--- A run of records ---

"""

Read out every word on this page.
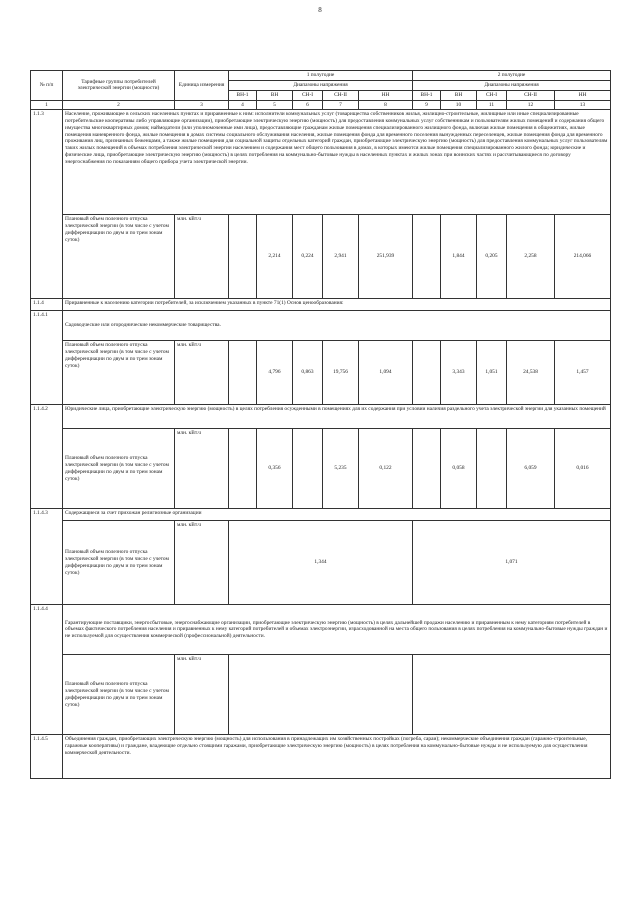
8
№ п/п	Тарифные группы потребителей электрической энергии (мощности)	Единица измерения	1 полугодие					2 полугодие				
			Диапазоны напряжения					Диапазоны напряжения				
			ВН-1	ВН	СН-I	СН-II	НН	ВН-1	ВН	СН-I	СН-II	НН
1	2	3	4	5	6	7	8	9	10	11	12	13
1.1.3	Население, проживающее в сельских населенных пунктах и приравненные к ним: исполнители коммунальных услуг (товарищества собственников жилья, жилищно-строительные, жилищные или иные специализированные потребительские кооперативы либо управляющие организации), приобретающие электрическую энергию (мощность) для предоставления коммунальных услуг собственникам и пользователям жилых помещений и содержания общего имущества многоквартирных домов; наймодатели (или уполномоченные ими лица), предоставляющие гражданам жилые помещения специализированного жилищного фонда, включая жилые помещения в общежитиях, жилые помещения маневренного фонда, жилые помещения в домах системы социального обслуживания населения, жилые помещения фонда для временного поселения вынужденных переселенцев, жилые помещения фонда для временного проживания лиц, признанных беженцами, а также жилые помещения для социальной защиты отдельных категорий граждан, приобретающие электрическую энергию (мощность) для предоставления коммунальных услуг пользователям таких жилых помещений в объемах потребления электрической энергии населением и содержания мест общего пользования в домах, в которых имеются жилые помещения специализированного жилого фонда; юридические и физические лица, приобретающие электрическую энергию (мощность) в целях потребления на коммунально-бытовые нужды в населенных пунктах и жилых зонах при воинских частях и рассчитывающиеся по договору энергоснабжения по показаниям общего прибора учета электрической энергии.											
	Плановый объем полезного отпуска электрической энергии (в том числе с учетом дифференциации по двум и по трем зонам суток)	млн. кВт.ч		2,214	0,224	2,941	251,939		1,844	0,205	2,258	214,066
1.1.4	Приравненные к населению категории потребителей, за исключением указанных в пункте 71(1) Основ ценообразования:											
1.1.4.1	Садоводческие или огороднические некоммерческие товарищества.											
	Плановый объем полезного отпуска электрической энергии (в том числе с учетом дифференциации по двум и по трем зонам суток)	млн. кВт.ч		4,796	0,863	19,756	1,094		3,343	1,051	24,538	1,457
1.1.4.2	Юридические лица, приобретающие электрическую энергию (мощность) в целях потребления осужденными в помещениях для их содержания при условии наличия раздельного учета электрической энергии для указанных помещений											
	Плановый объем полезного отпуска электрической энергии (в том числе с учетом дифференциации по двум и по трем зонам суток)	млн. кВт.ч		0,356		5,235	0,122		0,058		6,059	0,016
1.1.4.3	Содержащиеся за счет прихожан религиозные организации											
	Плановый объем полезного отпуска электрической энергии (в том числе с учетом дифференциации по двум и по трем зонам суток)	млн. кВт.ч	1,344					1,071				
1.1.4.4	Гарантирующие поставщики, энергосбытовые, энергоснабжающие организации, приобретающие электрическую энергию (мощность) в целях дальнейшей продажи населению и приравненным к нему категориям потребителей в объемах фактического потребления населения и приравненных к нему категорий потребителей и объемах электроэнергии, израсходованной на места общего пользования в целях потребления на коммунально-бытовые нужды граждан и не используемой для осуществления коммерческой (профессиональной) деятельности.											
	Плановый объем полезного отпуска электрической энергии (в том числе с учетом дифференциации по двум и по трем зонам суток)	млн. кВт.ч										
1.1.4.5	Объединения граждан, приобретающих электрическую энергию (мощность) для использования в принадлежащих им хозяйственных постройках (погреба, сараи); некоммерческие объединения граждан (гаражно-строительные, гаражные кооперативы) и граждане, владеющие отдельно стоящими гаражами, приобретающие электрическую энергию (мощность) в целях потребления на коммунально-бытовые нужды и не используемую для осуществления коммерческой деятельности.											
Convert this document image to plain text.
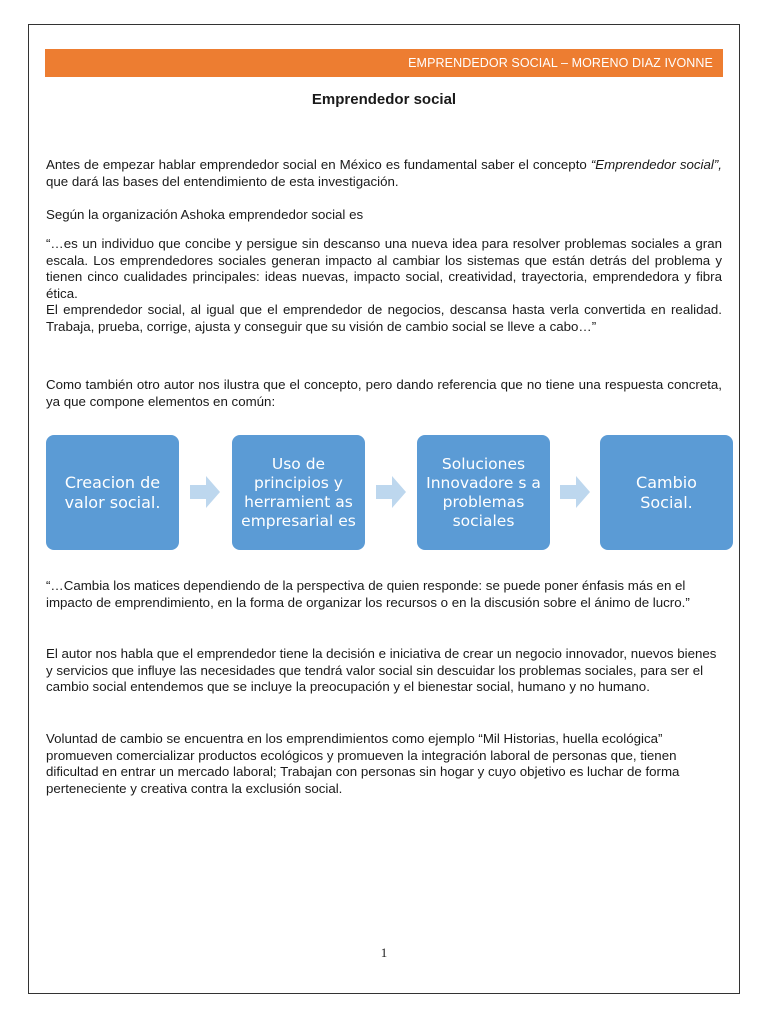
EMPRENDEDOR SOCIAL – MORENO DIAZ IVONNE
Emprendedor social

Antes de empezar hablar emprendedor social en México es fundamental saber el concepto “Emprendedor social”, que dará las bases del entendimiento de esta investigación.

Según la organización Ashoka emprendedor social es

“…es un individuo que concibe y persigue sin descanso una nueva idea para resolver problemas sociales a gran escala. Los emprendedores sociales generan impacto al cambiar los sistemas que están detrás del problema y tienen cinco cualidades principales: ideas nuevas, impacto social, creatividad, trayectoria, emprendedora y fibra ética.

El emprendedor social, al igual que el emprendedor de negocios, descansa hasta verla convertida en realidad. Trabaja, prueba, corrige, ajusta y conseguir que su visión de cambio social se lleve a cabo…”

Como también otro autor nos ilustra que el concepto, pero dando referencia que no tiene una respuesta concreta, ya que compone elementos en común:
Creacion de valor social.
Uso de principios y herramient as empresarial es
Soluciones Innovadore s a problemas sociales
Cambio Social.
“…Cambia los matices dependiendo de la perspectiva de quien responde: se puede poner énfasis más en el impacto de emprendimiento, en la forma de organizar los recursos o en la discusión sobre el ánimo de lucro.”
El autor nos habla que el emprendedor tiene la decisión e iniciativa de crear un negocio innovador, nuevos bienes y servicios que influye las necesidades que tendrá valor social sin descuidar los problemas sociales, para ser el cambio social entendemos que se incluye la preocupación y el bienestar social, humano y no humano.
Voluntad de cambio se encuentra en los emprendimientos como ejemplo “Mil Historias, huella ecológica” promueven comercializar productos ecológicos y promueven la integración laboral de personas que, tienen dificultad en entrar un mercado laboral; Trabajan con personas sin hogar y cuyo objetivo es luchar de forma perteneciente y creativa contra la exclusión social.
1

"""

--- WORK TO COMPLETE ---
Omit the pictures, then quote the rest of the material above exactly.

--- SOLVED EXERCISE ---
Read out every word on this page.
8
№ п/п	Тарифные группы потребителей электрической энергии (мощности)	Единица измерения	1 полугодие					2 полугодие				
			Диапазоны напряжения					Диапазоны напряжения				
			ВН-1	ВН	СН-I	СН-II	НН	ВН-1	ВН	СН-I	СН-II	НН
1	2	3	4	5	6	7	8	9	10	11	12	13
1.1.3	Население, проживающее в сельских населенных пунктах и приравненные к ним: исполнители коммунальных услуг (товарищества собственников жилья, жилищно-строительные, жилищные или иные специализированные потребительские кооперативы либо управляющие организации), приобретающие электрическую энергию (мощность) для предоставления коммунальных услуг собственникам и пользователям жилых помещений и содержания общего имущества многоквартирных домов; наймодатели (или уполномоченные ими лица), предоставляющие гражданам жилые помещения специализированного жилищного фонда, включая жилые помещения в общежитиях, жилые помещения маневренного фонда, жилые помещения в домах системы социального обслуживания населения, жилые помещения фонда для временного поселения вынужденных переселенцев, жилые помещения фонда для временного проживания лиц, признанных беженцами, а также жилые помещения для социальной защиты отдельных категорий граждан, приобретающие электрическую энергию (мощность) для предоставления коммунальных услуг пользователям таких жилых помещений в объемах потребления электрической энергии населением и содержания мест общего пользования в домах, в которых имеются жилые помещения специализированного жилого фонда; юридические и физические лица, приобретающие электрическую энергию (мощность) в целях потребления на коммунально-бытовые нужды в населенных пунктах и жилых зонах при воинских частях и рассчитывающиеся по договору энергоснабжения по показаниям общего прибора учета электрической энергии.											
	Плановый объем полезного отпуска электрической энергии (в том числе с учетом дифференциации по двум и по трем зонам суток)	млн. кВт.ч		2,214	0,224	2,941	251,939		1,844	0,205	2,258	214,066
1.1.4	Приравненные к населению категории потребителей, за исключением указанных в пункте 71(1) Основ ценообразования:											
1.1.4.1	Садоводческие или огороднические некоммерческие товарищества.											
	Плановый объем полезного отпуска электрической энергии (в том числе с учетом дифференциации по двум и по трем зонам суток)	млн. кВт.ч		4,796	0,863	19,756	1,094		3,343	1,051	24,538	1,457
1.1.4.2	Юридические лица, приобретающие электрическую энергию (мощность) в целях потребления осужденными в помещениях для их содержания при условии наличия раздельного учета электрической энергии для указанных помещений											
	Плановый объем полезного отпуска электрической энергии (в том числе с учетом дифференциации по двум и по трем зонам суток)	млн. кВт.ч		0,356		5,235	0,122		0,058		6,059	0,016
1.1.4.3	Содержащиеся за счет прихожан религиозные организации											
	Плановый объем полезного отпуска электрической энергии (в том числе с учетом дифференциации по двум и по трем зонам суток)	млн. кВт.ч	1,344					1,071				
1.1.4.4	Гарантирующие поставщики, энергосбытовые, энергоснабжающие организации, приобретающие электрическую энергию (мощность) в целях дальнейшей продажи населению и приравненным к нему категориям потребителей в объемах фактического потребления населения и приравненных к нему категорий потребителей и объемах электроэнергии, израсходованной на места общего пользования в целях потребления на коммунально-бытовые нужды граждан и не используемой для осуществления коммерческой (профессиональной) деятельности.											
	Плановый объем полезного отпуска электрической энергии (в том числе с учетом дифференциации по двум и по трем зонам суток)	млн. кВт.ч										
1.1.4.5	Объединения граждан, приобретающих электрическую энергию (мощность) для использования в принадлежащих им хозяйственных постройках (погреба, сараи); некоммерческие объединения граждан (гаражно-строительные, гаражные кооперативы) и граждане, владеющие отдельно стоящими гаражами, приобретающие электрическую энергию (мощность) в целях потребления на коммунально-бытовые нужды и не используемую для осуществления коммерческой деятельности.											
Convert this document image to plain text.
EMPRENDEDOR SOCIAL – MORENO DIAZ IVONNE
Emprendedor social

Antes de empezar hablar emprendedor social en México es fundamental saber el concepto “Emprendedor social”, que dará las bases del entendimiento de esta investigación.

Según la organización Ashoka emprendedor social es

“…es un individuo que concibe y persigue sin descanso una nueva idea para resolver problemas sociales a gran escala. Los emprendedores sociales generan impacto al cambiar los sistemas que están detrás del problema y tienen cinco cualidades principales: ideas nuevas, impacto social, creatividad, trayectoria, emprendedora y fibra ética.

El emprendedor social, al igual que el emprendedor de negocios, descansa hasta verla convertida en realidad. Trabaja, prueba, corrige, ajusta y conseguir que su visión de cambio social se lleve a cabo…”

Como también otro autor nos ilustra que el concepto, pero dando referencia que no tiene una respuesta concreta, ya que compone elementos en común:
Creacion de valor social.
Uso de principios y herramient as empresarial es
Soluciones Innovadore s a problemas sociales
Cambio Social.
“…Cambia los matices dependiendo de la perspectiva de quien responde: se puede poner énfasis más en el impacto de emprendimiento, en la forma de organizar los recursos o en la discusión sobre el ánimo de lucro.”
El autor nos habla que el emprendedor tiene la decisión e iniciativa de crear un negocio innovador, nuevos bienes y servicios que influye las necesidades que tendrá valor social sin descuidar los problemas sociales, para ser el cambio social entendemos que se incluye la preocupación y el bienestar social, humano y no humano.
Voluntad de cambio se encuentra en los emprendimientos como ejemplo “Mil Historias, huella ecológica” promueven comercializar productos ecológicos y promueven la integración laboral de personas que, tienen dificultad en entrar un mercado laboral; Trabajan con personas sin hogar y cuyo objetivo es luchar de forma perteneciente y creativa contra la exclusión social.
1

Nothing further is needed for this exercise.